» Task to complete
Write out the data below from its first line through the line holding "histogram-bar [100, 404, 105, 439]", including both of those lines.

Lines of data
□ □ □ □ □ □ □
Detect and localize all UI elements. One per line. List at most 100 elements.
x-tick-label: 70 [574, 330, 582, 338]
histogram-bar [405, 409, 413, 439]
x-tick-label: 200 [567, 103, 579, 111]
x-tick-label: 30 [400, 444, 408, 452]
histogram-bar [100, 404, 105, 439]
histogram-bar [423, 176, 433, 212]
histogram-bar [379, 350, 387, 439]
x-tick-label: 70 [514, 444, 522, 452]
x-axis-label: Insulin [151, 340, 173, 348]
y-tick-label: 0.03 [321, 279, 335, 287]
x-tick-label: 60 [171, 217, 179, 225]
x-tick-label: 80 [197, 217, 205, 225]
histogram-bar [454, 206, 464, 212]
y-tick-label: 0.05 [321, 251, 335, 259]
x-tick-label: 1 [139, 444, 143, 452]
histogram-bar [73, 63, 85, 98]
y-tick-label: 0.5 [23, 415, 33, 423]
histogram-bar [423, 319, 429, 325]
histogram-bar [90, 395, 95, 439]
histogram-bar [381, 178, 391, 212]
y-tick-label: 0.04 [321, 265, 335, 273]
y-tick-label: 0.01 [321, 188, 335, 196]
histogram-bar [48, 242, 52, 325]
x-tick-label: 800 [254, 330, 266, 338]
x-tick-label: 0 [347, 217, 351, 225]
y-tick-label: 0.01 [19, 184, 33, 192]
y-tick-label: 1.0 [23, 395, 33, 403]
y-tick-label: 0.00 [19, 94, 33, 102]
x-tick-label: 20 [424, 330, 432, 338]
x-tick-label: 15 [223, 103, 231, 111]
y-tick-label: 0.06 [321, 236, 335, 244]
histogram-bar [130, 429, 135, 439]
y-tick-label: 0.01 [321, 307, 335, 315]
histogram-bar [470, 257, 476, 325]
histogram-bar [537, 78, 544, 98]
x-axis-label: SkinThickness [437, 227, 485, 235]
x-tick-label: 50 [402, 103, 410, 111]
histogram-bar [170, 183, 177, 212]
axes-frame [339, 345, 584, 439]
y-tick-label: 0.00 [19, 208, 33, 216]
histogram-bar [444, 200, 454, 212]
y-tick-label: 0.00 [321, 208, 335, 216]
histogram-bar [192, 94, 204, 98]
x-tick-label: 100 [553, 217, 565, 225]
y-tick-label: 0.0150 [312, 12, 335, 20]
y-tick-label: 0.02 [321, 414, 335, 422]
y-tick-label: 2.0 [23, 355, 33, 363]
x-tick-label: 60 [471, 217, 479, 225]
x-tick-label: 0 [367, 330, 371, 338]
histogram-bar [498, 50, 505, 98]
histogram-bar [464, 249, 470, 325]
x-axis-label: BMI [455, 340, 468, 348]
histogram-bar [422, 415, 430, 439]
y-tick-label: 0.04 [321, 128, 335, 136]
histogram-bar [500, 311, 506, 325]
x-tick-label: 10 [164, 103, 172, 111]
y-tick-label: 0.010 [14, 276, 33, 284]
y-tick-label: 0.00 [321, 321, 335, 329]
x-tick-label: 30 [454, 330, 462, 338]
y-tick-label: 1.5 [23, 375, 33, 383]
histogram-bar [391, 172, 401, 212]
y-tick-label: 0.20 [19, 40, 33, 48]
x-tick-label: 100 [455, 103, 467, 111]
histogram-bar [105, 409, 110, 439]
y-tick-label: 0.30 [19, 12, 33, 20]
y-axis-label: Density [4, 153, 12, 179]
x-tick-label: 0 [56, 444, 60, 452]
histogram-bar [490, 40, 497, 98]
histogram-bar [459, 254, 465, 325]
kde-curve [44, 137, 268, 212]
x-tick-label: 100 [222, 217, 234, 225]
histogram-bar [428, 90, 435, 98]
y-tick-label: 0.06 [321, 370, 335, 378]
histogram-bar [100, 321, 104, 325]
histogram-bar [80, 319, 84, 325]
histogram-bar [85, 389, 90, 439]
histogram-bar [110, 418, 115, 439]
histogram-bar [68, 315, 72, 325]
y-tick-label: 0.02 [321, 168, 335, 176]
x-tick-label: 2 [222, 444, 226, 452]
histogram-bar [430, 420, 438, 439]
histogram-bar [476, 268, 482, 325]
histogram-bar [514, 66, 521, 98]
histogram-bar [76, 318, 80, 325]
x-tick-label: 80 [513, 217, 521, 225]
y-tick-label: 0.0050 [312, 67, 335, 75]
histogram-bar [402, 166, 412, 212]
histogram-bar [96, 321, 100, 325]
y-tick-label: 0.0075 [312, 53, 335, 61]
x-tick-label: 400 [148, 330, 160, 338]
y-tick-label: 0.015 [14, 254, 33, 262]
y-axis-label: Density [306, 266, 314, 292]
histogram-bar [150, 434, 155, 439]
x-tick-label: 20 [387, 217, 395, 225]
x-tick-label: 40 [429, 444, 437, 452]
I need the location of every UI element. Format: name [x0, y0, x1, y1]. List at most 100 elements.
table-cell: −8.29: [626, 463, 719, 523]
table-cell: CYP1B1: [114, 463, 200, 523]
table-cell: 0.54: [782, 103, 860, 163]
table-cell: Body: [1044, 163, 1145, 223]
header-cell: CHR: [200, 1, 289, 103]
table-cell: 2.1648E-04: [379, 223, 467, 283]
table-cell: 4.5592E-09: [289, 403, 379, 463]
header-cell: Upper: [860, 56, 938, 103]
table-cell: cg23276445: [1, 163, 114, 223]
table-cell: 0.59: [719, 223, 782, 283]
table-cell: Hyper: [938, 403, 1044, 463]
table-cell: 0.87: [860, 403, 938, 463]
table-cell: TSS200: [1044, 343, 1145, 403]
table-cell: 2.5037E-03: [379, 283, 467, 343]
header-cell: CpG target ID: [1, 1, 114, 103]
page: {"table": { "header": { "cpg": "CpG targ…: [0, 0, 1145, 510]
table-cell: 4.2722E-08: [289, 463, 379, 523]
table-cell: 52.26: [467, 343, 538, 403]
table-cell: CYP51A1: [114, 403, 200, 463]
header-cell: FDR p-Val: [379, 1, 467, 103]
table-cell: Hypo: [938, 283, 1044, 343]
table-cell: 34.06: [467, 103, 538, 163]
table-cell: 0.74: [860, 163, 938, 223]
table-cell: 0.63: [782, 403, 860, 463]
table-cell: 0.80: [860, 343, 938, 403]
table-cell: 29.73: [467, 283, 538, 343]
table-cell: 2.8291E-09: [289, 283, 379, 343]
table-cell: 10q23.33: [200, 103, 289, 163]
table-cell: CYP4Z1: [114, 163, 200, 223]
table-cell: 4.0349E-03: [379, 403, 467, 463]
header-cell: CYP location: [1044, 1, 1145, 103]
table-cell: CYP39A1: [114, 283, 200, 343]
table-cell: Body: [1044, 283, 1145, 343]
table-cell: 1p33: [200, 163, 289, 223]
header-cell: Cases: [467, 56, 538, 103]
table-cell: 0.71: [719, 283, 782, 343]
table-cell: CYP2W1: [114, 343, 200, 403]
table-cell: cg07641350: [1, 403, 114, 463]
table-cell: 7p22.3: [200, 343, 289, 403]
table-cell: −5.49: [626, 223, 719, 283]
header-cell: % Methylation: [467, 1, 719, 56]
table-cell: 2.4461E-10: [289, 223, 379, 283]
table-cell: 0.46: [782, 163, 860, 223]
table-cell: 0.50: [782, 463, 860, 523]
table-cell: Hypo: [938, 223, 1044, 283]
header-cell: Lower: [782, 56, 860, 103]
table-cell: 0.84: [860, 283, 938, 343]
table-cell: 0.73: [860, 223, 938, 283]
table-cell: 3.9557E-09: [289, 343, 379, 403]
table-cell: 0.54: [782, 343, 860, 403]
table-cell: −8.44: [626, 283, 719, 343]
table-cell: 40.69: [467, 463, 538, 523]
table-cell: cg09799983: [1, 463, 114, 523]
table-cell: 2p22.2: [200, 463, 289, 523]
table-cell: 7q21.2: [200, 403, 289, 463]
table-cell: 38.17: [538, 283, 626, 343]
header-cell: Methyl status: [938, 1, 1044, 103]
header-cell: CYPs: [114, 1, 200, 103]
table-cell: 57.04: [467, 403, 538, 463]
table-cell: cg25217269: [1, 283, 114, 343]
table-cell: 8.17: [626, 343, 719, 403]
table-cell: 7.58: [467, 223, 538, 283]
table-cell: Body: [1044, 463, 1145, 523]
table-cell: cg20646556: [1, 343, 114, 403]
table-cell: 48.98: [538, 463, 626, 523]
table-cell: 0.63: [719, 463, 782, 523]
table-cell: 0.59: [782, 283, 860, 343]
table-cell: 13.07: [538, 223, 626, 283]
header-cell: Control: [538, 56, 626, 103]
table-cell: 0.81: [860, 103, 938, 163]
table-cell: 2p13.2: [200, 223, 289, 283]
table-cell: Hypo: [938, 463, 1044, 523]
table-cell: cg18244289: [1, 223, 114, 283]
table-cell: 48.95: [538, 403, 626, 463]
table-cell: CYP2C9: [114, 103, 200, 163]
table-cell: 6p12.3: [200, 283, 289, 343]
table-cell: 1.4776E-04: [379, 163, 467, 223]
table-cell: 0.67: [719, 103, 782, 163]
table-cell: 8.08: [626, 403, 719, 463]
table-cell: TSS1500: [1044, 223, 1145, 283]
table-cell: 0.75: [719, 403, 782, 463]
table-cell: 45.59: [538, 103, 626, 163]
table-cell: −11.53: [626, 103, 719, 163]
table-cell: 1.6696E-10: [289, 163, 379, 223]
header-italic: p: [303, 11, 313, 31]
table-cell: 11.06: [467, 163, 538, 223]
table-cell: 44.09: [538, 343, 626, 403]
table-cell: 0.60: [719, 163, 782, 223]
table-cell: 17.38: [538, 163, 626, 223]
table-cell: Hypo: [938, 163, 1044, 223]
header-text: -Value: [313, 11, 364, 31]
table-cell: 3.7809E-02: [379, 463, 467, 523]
□ □ □ □ □ □ □
» Solution for this task
Detect and localize all UI elements. One per line. List at most 100 elements.
x-tick-label: 70 [574, 330, 582, 338]
histogram-bar [405, 409, 413, 439]
x-tick-label: 200 [567, 103, 579, 111]
x-tick-label: 30 [400, 444, 408, 452]
histogram-bar [100, 404, 105, 439]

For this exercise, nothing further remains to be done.